* [INSTRUCTIONS TO FOLLOW]:
Which lines in the items below contain the string "leaf", with case taken into account? Pick out every one of them.

Annotated region listings:
++++++++

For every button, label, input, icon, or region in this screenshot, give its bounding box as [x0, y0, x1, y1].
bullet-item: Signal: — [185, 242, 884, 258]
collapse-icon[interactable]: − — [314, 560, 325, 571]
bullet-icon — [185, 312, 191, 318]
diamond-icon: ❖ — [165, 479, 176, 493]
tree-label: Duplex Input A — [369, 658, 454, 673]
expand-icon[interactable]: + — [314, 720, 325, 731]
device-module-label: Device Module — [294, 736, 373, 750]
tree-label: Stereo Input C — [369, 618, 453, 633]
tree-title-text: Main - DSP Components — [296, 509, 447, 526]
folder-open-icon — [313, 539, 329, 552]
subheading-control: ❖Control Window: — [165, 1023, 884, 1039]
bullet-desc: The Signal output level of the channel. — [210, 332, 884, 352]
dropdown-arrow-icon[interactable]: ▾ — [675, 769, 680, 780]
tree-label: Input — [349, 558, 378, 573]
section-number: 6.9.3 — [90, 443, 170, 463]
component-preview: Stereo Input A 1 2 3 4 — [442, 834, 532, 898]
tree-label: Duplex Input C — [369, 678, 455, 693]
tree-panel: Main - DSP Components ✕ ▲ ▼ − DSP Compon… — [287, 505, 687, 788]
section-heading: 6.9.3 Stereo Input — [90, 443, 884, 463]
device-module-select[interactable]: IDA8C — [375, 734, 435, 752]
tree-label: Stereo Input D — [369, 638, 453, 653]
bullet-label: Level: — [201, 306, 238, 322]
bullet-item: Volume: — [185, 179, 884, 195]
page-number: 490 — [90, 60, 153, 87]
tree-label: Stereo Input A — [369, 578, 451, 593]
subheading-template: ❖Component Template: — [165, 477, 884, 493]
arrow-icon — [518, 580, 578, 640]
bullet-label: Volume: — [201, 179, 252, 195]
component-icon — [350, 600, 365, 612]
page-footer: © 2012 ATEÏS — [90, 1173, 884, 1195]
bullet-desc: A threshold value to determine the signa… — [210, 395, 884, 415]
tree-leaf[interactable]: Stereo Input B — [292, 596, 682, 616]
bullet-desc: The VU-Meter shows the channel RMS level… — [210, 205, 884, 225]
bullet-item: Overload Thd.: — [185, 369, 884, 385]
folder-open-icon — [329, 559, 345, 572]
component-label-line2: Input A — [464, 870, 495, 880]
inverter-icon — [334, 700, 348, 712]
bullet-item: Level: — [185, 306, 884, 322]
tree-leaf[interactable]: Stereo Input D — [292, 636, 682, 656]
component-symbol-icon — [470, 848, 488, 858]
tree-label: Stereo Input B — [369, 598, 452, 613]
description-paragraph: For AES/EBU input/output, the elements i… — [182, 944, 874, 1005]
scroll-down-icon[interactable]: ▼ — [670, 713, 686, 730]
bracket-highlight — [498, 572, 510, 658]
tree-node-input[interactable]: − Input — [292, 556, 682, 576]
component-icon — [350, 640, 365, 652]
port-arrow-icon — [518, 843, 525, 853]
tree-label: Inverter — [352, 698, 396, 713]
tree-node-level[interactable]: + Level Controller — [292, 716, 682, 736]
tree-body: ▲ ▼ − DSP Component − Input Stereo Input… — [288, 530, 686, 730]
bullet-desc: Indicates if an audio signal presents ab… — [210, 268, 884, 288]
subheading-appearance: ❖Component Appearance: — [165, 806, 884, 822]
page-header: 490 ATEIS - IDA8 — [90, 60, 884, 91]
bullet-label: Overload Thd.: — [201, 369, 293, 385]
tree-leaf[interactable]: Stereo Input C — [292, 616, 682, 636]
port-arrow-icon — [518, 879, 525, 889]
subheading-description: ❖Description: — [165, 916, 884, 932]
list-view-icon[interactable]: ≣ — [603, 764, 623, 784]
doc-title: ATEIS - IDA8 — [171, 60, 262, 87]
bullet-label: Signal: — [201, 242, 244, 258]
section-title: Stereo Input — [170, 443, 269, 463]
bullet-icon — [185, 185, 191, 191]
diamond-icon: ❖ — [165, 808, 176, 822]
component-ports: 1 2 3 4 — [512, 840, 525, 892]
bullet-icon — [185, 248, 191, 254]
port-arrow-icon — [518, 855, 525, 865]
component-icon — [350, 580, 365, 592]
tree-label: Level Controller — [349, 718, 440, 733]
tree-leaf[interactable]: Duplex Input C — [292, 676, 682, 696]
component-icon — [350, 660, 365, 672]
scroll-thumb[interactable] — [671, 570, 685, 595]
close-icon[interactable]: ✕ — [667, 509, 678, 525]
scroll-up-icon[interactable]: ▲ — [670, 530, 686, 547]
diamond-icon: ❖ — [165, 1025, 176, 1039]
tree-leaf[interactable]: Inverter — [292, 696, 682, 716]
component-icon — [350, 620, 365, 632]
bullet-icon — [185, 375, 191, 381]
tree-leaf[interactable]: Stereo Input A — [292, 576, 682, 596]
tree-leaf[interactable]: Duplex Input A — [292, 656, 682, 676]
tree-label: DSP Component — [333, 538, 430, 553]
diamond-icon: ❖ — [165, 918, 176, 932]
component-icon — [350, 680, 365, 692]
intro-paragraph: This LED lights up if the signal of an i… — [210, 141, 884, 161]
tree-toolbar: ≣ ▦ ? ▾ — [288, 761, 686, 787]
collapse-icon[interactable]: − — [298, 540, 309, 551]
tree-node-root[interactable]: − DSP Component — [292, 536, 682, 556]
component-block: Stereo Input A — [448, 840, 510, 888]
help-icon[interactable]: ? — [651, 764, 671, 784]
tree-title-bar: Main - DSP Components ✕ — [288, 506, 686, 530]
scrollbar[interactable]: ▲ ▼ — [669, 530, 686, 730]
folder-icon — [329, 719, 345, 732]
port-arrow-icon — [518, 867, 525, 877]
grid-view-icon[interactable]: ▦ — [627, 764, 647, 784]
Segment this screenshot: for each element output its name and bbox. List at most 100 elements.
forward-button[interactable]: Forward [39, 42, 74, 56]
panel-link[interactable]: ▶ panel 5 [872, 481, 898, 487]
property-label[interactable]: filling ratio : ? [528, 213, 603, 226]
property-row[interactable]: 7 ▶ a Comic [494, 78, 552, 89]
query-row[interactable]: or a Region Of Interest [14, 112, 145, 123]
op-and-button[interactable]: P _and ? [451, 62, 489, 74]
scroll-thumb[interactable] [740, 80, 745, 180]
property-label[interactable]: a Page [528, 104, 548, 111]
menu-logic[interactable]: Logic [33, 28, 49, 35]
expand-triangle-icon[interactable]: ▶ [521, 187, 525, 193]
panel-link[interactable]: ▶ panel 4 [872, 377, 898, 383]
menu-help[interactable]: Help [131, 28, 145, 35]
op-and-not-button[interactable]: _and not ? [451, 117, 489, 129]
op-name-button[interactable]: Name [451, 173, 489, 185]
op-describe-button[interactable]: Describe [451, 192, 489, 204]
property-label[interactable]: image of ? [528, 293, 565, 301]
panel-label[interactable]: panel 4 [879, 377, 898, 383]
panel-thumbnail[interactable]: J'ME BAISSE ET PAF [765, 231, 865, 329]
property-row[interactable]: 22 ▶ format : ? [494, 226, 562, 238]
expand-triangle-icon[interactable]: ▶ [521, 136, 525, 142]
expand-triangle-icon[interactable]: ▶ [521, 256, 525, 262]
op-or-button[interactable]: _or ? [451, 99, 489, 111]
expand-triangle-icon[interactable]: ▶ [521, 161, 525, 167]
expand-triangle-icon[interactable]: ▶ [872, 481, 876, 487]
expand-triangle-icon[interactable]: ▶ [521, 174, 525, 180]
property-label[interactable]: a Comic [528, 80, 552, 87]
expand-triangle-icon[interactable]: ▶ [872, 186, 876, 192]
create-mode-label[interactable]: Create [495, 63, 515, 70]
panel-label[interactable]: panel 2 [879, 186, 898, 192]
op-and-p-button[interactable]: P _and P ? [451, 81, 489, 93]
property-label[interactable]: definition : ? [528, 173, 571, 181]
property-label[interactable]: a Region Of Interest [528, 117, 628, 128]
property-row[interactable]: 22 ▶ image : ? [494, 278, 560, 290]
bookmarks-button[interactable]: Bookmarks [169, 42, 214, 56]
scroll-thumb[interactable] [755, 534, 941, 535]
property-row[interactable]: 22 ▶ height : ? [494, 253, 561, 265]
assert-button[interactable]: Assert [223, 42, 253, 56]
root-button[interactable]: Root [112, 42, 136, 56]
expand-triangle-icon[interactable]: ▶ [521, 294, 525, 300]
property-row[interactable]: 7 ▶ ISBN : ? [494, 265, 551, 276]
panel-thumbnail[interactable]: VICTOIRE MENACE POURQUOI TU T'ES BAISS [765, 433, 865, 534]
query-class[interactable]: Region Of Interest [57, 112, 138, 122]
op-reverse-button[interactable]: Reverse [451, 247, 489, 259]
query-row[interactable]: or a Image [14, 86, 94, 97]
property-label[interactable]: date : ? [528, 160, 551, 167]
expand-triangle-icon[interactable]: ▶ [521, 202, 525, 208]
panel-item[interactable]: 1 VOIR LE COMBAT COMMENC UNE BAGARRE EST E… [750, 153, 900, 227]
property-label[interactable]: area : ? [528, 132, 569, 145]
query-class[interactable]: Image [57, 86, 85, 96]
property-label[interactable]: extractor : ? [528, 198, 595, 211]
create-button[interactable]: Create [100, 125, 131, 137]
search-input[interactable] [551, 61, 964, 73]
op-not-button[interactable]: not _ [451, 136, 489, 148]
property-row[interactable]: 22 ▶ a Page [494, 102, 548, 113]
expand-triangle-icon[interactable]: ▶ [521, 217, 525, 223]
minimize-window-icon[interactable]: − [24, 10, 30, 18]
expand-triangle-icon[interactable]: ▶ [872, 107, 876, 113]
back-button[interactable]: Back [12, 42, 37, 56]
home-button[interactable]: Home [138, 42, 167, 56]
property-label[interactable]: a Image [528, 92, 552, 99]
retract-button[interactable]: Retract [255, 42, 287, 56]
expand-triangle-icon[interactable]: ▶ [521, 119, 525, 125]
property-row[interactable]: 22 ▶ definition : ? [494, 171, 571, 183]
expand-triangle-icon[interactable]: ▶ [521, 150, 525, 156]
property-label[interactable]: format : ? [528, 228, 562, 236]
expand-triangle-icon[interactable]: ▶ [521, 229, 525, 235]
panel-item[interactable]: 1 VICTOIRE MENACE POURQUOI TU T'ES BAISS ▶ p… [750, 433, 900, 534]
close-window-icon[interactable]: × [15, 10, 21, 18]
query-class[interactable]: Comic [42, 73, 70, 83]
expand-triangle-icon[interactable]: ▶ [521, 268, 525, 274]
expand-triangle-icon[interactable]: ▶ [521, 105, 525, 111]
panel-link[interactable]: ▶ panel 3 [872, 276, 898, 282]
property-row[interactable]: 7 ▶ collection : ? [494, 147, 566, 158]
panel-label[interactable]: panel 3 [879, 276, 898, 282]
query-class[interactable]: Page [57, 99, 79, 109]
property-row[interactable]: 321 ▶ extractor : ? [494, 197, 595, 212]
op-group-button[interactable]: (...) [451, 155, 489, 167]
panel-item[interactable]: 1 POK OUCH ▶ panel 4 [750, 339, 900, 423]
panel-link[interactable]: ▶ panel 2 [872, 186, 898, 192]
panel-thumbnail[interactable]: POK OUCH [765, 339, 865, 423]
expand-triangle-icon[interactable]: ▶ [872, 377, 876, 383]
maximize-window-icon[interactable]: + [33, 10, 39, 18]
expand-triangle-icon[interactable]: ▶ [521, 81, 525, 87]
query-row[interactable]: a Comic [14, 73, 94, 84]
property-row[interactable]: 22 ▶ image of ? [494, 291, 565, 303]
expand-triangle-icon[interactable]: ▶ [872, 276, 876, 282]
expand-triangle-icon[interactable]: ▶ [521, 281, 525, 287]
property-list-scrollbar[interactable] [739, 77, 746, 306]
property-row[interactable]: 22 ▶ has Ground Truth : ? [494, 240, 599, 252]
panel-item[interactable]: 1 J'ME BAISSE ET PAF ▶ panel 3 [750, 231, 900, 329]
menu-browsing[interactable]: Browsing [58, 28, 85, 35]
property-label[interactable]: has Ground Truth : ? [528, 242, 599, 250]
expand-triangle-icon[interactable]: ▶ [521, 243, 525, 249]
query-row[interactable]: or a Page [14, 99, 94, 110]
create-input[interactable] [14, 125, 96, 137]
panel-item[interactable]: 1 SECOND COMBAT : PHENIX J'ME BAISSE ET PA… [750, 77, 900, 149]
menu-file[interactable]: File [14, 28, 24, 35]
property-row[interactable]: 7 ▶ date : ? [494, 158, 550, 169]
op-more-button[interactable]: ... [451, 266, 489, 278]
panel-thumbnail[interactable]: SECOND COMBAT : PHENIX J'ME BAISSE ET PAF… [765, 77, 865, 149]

++++++++

* [EXERCISE RESULT]:
tree-leaf[interactable]: Stereo Input B — [292, 596, 682, 616]
tree-leaf[interactable]: Stereo Input D — [292, 636, 682, 656]
tree-leaf[interactable]: Stereo Input C — [292, 616, 682, 636]
tree-leaf[interactable]: Duplex Input C — [292, 676, 682, 696]
tree-leaf[interactable]: Inverter — [292, 696, 682, 716]
tree-leaf[interactable]: Stereo Input A — [292, 576, 682, 596]
tree-leaf[interactable]: Duplex Input A — [292, 656, 682, 676]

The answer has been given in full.